* _Written task_
Reproduce all the lines exactly as they stand, apart from the pictures.

Dataset records

=-=-=-=-=

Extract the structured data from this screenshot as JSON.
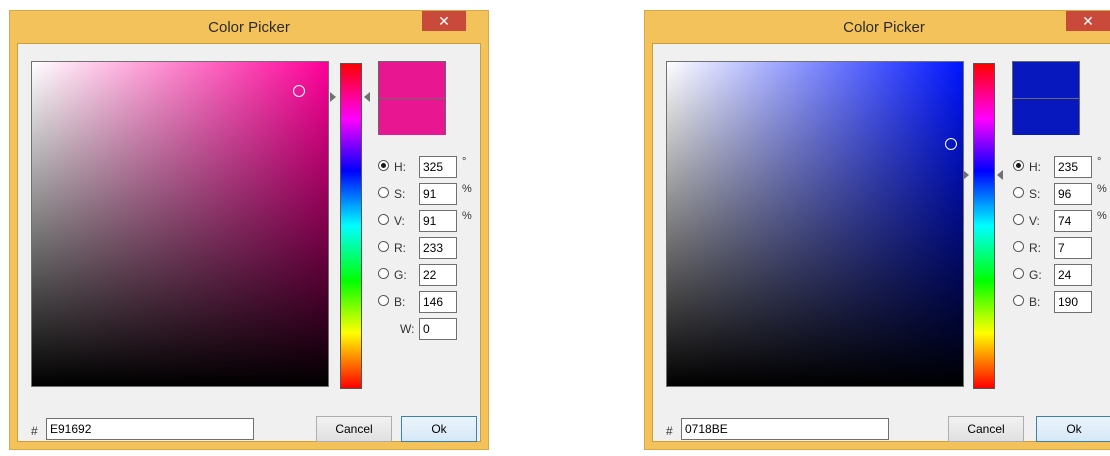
{
  "dialogs": [
    {
      "title": "Color Picker",
      "close_glyph": "✕",
      "hue_color": "#ff0099",
      "preview_color": "#E91692",
      "fields": [
        {
          "label": "H:",
          "value": "325",
          "unit": "°",
          "selected": true
        },
        {
          "label": "S:",
          "value": "91",
          "unit": "%",
          "selected": false
        },
        {
          "label": "V:",
          "value": "91",
          "unit": "%",
          "selected": false
        },
        {
          "label": "R:",
          "value": "233",
          "unit": "",
          "selected": false
        },
        {
          "label": "G:",
          "value": "22",
          "unit": "",
          "selected": false
        },
        {
          "label": "B:",
          "value": "146",
          "unit": "",
          "selected": false
        }
      ],
      "w_field": {
        "label": "W:",
        "value": "0"
      },
      "hash": "#",
      "hex": "E91692",
      "cancel_label": "Cancel",
      "ok_label": "Ok"
    },
    {
      "title": "Color Picker",
      "close_glyph": "✕",
      "hue_color": "#0015ff",
      "preview_color": "#0718BE",
      "fields": [
        {
          "label": "H:",
          "value": "235",
          "unit": "°",
          "selected": true
        },
        {
          "label": "S:",
          "value": "96",
          "unit": "%",
          "selected": false
        },
        {
          "label": "V:",
          "value": "74",
          "unit": "%",
          "selected": false
        },
        {
          "label": "R:",
          "value": "7",
          "unit": "",
          "selected": false
        },
        {
          "label": "G:",
          "value": "24",
          "unit": "",
          "selected": false
        },
        {
          "label": "B:",
          "value": "190",
          "unit": "",
          "selected": false
        }
      ],
      "hash": "#",
      "hex": "0718BE",
      "cancel_label": "Cancel",
      "ok_label": "Ok"
    }
  ]
}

=-=-=-=-=

* _The reply_
Extract the structured data from this screenshot as JSON.
{
  "dialogs": [
    {
      "title": "Color Picker",
      "close_glyph": "✕",
      "hue_color": "#ff0099",
      "preview_color": "#E91692",
      "fields": [
        {
          "label": "H:",
          "value": "325",
          "unit": "°",
          "selected": true
        },
        {
          "label": "S:",
          "value": "91",
          "unit": "%",
          "selected": false
        },
        {
          "label": "V:",
          "value": "91",
          "unit": "%",
          "selected": false
        },
        {
          "label": "R:",
          "value": "233",
          "unit": "",
          "selected": false
        },
        {
          "label": "G:",
          "value": "22",
          "unit": "",
          "selected": false
        },
        {
          "label": "B:",
          "value": "146",
          "unit": "",
          "selected": false
        }
      ],
      "w_field": {
        "label": "W:",
        "value": "0"
      },
      "hash": "#",
      "hex": "E91692",
      "cancel_label": "Cancel",
      "ok_label": "Ok"
    },
    {
      "title": "Color Picker",
      "close_glyph": "✕",
      "hue_color": "#0015ff",
      "preview_color": "#0718BE",
      "fields": [
        {
          "label": "H:",
          "value": "235",
          "unit": "°",
          "selected": true
        },
        {
          "label": "S:",
          "value": "96",
          "unit": "%",
          "selected": false
        },
        {
          "label": "V:",
          "value": "74",
          "unit": "%",
          "selected": false
        },
        {
          "label": "R:",
          "value": "7",
          "unit": "",
          "selected": false
        },
        {
          "label": "G:",
          "value": "24",
          "unit": "",
          "selected": false
        },
        {
          "label": "B:",
          "value": "190",
          "unit": "",
          "selected": false
        }
      ],
      "hash": "#",
      "hex": "0718BE",
      "cancel_label": "Cancel",
      "ok_label": "Ok"
    }
  ]
}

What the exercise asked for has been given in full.